--- Aim of the task ---
Every line that holds "участвующей" should be shown.

[Stored records]
━━━━━━━━━━━━━━━━
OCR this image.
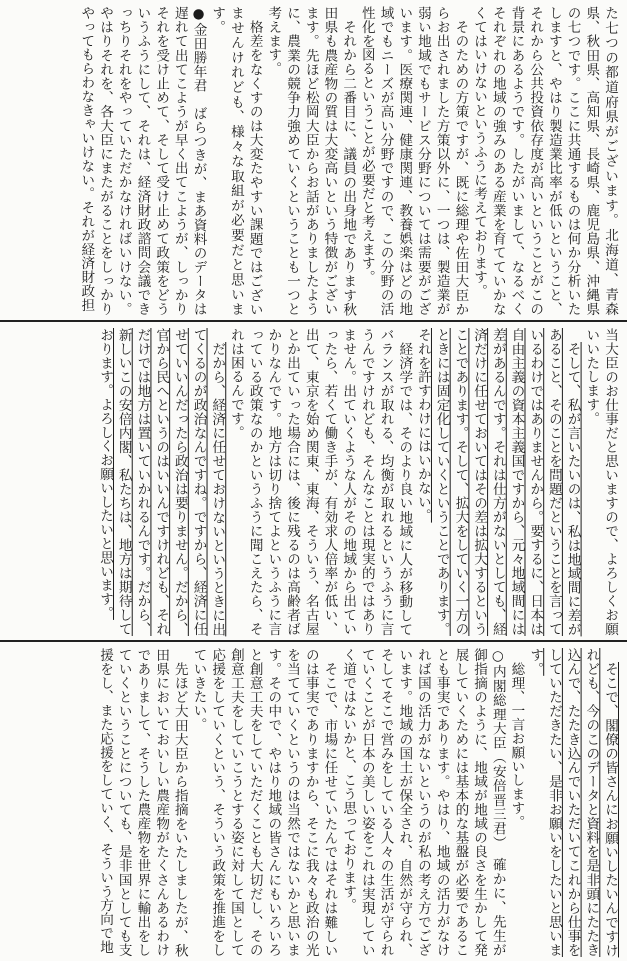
た七つの都道府県がございます。北海道、青森県、秋田県、高知県、長崎県、鹿児島県、沖縄県の七つです。ここに共通するものは何か分析いたしますと、やはり製造業比率が低いということ、それから公共投資依存度が高いということがこの背景にあるようです。したがいまして、なるべくそれぞれの地域の強みのある産業を育てていかなくてはいけないというふうに考えております。

そのための方策ですが、既に総理や佐田大臣からお出されました方策以外に、一つは、製造業が弱い地域でもサービス分野については需要がございます。医療関連、健康関連、教養娯楽はどの地域でもニーズが高い分野ですので、この分野の活性化を図るということが必要だと考えます。

それから二番目に、議員の出身地であります秋田県も農産物の質は大変高いという特徴がございます。先ほど松岡大臣からお話がありましたように、農業の競争力強めていくということも一つと考えます。

格差をなくすのは大変たやすい課題ではございませんけれども、様々な取組が必要だと思います。

●金田勝年君　ばらつきが、まあ資料のデータは遅れて出てこようが早く出てこようが、しっかりそれを受け止めて、そして受け止めて政策をどういうふうにして、それは、経済財政諮問会議できっちりそれをやっていただかなければいけない。やはりそれを、各大臣にまたがることをしっかりやってもらわなきゃいけない。それが経済財政担

当大臣のお仕事だと思いますので、よろしくお願いいたします。

そして、私が言いたいのは、私は地域間に差があること、そのことを問題だということを言っているわけではありませんから。要するに、日本は自由主義の資本主義国ですから、元々地域間には差があるんです。それは仕方がないとしても、経済だけに任せておいてはその差は拡大するということであります。そして、拡大をしていく一方のときには固定化していくということであります。それを許すわけにはいかない。

経済学では、そのより良い地域に人が移動してバランスが取れる、均衡が取れるというふうに言うんですけれども、そんなことは現実的ではありません。出ていくような人がその地域から出ていったら、若くて働き手が、有効求人倍率が低い、出て、東京を始め関東、東海、そういう、名古屋とか出ていった場合には、後に残るのは高齢者ばかりなんです。地方は切り捨てよというふうに言っている政策なのかというふうに聞こえたら、それは困るんです。

だから、経済に任せておけないというときに出てくるのが政治なんですね。ですから、経済に任せていいんだったら政治は要りません。だから、官から民へというのはいいんですけれども、それだけでは地方は置いていかれるんです。だから、新しいこの安倍内閣、私たちは、地方は期待しております。よろしくお願いしたいと思います。

そこで、閣僚の皆さんにお願いしたいんですけれども、今のこのデータと資料を是非頭にたたき込んで、たたき込んでいただいてこれから仕事をしていただきたい、是非お願いをしたいと思います。

総理、一言お願いします。

○内閣総理大臣（安倍晋三君）　確かに、先生が御指摘のように、地域が地域の良さを生かして発展していくためには基本的な基盤が必要であることも事実であります。やはり、地域の活力がなければ国の活力がないというのが私の考え方でございます。地域の国土が保全され、自然が守られ、そしてそこで営みをしている人々の生活が守られていくことが日本の美しい姿をこれは実現していく道ではないかと、こう思っております。

そこで、市場に任せていたんではそれは難しいのは事実でありますから、そこに我々も政治の光を当てていくというのは当然ではないかと思います。その中で、やはり地域の皆さんにもいろいろと創意工夫をしていただくことも大切だし、その創意工夫をしていこうとする姿に対して国として応援をしていくという、そういう政策を推進をしていきたい。

先ほど大田大臣から指摘をいたしましたが、秋田県においておいしい農産物がたくさんあるわけでありまして、そうした農産物を世界に輸出をしていくということについても、是非国としても支援をし、また応援をしていく、そういう方向で地
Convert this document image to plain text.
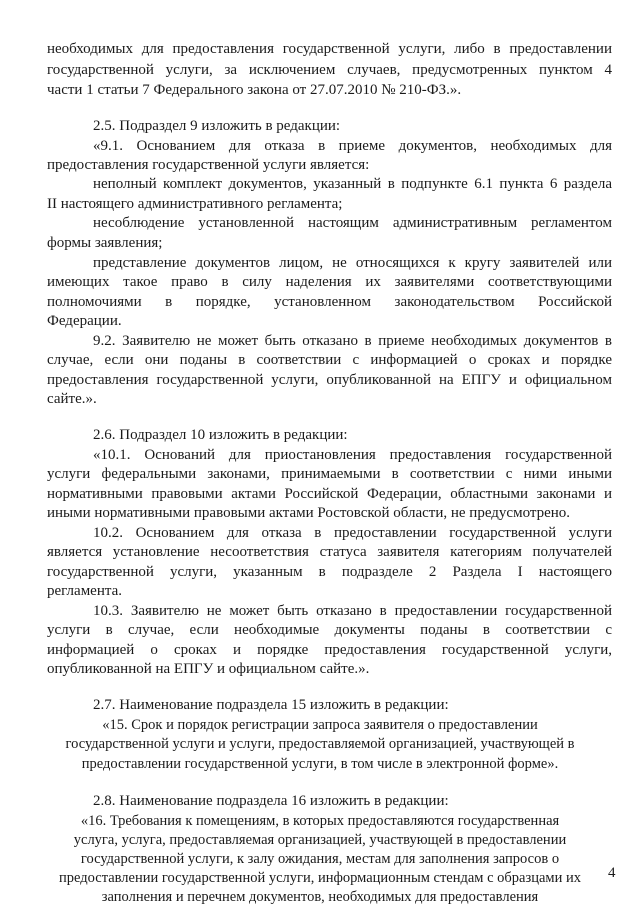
необходимых для предоставления государственной услуги, либо в предоставлении

государственной услуги, за исключением случаев, предусмотренных пунктом 4

части 1 статьи 7 Федерального закона от 27.07.2010 № 210-ФЗ.».

2.5. Подраздел 9 изложить в редакции:

«9.1. Основанием для отказа в приеме документов, необходимых для

предоставления государственной услуги является:

неполный комплект документов, указанный в подпункте 6.1 пункта 6 раздела

II настоящего административного регламента;

несоблюдение установленной настоящим административным регламентом

формы заявления;

представление документов лицом, не относящихся к кругу заявителей или

имеющих такое право в силу наделения их заявителями соответствующими

полномочиями в порядке, установленном законодательством Российской

Федерации.

9.2. Заявителю не может быть отказано в приеме необходимых документов в

случае, если они поданы в соответствии с информацией о сроках и порядке

предоставления государственной услуги, опубликованной на ЕПГУ и официальном

сайте.».

2.6. Подраздел 10 изложить в редакции:

«10.1. Оснований для приостановления предоставления государственной

услуги федеральными законами, принимаемыми в соответствии с ними иными

нормативными правовыми актами Российской Федерации, областными законами и

иными нормативными правовыми актами Ростовской области, не предусмотрено.

10.2. Основанием для отказа в предоставлении государственной услуги

является установление несоответствия статуса заявителя категориям получателей

государственной услуги, указанным в подразделе 2 Раздела I настоящего

регламента.

10.3. Заявителю не может быть отказано в предоставлении государственной

услуги в случае, если необходимые документы поданы в соответствии с

информацией о сроках и порядке предоставления государственной услуги,

опубликованной на ЕПГУ и официальном сайте.».

2.7. Наименование подраздела 15 изложить в редакции:

«15. Срок и порядок регистрации запроса заявителя о предоставлении

государственной услуги и услуги, предоставляемой организацией, участвующей в

предоставлении государственной услуги, в том числе в электронной форме».

2.8. Наименование подраздела 16 изложить в редакции:

«16. Требования к помещениям, в которых предоставляются государственная

услуга, услуга, предоставляемая организацией, участвующей в предоставлении

государственной услуги, к залу ожидания, местам для заполнения запросов о

предоставлении государственной услуги, информационным стендам с образцами их

заполнения и перечнем документов, необходимых для предоставления

4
━━━━━━━━━━━━━━━━
--- Output below ---
государственной услуги и услуги, предоставляемой организацией, участвующей в
услуга, услуга, предоставляемая организацией, участвующей в предоставлении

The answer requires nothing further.